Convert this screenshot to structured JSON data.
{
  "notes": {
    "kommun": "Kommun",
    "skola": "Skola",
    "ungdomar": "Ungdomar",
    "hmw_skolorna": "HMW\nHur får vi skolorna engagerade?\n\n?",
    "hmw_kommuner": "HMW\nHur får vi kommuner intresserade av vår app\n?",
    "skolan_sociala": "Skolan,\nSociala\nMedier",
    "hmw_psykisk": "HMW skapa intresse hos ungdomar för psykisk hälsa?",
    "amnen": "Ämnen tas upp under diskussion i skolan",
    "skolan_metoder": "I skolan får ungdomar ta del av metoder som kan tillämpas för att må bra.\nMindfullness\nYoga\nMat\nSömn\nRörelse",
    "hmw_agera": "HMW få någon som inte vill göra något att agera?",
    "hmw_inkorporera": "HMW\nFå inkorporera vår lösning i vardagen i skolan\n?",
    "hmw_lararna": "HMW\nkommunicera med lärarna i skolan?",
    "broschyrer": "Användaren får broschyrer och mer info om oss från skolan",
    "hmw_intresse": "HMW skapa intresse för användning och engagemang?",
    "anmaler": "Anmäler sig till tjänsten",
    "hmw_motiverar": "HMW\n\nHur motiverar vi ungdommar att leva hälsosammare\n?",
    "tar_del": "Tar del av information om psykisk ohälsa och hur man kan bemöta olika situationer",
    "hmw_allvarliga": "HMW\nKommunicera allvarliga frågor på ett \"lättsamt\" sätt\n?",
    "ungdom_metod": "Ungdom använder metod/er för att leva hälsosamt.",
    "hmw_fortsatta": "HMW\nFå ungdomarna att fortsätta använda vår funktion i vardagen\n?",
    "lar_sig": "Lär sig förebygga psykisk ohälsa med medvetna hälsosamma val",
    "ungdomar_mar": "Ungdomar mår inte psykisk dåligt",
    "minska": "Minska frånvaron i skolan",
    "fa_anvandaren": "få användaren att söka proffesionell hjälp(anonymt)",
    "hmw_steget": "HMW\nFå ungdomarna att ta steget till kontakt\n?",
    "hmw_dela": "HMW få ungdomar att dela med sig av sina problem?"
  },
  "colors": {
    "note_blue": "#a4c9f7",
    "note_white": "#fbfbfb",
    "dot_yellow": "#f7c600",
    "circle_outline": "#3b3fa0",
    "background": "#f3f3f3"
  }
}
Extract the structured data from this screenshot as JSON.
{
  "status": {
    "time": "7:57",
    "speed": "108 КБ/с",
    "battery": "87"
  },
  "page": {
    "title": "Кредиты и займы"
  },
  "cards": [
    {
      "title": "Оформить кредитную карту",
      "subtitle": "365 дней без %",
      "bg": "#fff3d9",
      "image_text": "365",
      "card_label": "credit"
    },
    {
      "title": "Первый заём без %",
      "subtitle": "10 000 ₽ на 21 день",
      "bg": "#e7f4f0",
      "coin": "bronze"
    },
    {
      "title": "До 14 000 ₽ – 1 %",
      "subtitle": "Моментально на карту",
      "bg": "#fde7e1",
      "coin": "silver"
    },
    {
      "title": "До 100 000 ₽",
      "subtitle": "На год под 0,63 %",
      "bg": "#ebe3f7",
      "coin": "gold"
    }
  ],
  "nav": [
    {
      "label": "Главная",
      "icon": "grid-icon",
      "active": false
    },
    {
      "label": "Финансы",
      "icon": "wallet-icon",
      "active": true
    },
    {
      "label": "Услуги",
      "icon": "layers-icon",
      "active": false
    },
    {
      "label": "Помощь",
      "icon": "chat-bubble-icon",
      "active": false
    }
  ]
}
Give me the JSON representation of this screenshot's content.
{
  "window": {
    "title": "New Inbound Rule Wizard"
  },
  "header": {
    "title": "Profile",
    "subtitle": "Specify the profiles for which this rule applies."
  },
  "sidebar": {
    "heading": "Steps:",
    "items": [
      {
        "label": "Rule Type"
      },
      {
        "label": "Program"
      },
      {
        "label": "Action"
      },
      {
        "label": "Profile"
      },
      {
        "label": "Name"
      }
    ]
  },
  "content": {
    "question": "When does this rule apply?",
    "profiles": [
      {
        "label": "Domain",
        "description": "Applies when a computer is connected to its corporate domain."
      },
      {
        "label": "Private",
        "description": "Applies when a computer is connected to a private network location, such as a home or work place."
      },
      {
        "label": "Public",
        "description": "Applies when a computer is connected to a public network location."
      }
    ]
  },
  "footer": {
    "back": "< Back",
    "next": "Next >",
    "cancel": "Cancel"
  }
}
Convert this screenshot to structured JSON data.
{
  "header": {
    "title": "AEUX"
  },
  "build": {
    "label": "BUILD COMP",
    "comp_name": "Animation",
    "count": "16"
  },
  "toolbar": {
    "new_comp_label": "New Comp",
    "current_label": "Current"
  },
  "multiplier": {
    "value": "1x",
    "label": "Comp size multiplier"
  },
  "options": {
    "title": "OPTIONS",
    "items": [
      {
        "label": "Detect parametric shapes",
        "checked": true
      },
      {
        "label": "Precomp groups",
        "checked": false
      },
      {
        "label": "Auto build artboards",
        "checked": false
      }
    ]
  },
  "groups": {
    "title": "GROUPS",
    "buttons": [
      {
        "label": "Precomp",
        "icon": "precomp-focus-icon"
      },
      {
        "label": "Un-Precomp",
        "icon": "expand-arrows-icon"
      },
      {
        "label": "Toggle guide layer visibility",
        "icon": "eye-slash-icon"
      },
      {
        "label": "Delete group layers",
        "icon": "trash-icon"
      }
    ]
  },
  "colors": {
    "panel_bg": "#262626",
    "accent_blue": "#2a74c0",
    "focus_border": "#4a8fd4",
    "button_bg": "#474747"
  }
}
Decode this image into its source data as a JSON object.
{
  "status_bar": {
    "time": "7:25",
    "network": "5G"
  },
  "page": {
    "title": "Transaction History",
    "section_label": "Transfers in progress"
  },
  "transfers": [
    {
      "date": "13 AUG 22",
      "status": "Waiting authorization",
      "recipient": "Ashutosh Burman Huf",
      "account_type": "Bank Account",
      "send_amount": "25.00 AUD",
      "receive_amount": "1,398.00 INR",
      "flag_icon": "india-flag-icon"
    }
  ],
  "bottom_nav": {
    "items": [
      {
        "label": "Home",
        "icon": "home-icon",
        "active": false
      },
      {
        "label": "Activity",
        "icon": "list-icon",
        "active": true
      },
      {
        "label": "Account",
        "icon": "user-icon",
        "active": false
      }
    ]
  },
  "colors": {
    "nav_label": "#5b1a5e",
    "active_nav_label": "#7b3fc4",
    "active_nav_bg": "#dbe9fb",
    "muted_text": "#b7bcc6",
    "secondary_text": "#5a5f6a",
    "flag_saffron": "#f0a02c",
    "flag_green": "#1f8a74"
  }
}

Your task: Your task is to gather all lines from the entries above that hold the word "карту".

Right answer:
      "title": "Оформить кредитную карту",
      "subtitle": "Моментально на карту",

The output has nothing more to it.